TASK TO CARRY OUT: Every line that contains the word "экзаменационной" should be copied out.

EXERCISE MATERIAL:
============================================================

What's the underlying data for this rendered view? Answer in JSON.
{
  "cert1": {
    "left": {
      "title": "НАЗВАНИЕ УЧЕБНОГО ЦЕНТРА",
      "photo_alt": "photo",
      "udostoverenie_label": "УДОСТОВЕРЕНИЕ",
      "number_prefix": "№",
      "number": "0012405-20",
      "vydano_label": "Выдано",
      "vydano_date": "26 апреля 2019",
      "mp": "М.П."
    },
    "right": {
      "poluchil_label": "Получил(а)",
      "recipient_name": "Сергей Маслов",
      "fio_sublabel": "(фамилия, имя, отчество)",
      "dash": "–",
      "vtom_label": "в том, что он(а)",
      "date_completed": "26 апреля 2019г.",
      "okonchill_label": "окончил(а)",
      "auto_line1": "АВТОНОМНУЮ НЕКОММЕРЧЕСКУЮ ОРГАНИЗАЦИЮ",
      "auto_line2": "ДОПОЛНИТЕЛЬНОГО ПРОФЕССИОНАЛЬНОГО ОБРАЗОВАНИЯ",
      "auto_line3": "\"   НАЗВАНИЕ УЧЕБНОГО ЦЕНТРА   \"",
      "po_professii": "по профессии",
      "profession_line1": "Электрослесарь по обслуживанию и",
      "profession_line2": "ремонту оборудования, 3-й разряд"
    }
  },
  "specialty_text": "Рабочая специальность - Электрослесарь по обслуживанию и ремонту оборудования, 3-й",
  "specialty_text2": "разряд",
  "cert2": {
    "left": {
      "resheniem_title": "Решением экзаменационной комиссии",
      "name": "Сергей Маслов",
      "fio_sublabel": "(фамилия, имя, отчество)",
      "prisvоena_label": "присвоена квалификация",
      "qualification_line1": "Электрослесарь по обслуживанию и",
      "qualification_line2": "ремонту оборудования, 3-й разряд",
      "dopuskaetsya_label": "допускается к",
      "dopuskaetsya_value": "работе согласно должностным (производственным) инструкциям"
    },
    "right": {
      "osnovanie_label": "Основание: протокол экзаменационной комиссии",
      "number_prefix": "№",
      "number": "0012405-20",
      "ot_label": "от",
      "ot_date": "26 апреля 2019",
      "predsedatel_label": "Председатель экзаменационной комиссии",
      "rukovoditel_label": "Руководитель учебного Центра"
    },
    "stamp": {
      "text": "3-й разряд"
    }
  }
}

============================================================

FINAL RESULT:
      "resheniem_title": "Решением экзаменационной комиссии",
      "osnovanie_label": "Основание: протокол экзаменационной комиссии",
      "predsedatel_label": "Председатель экзаменационной комиссии",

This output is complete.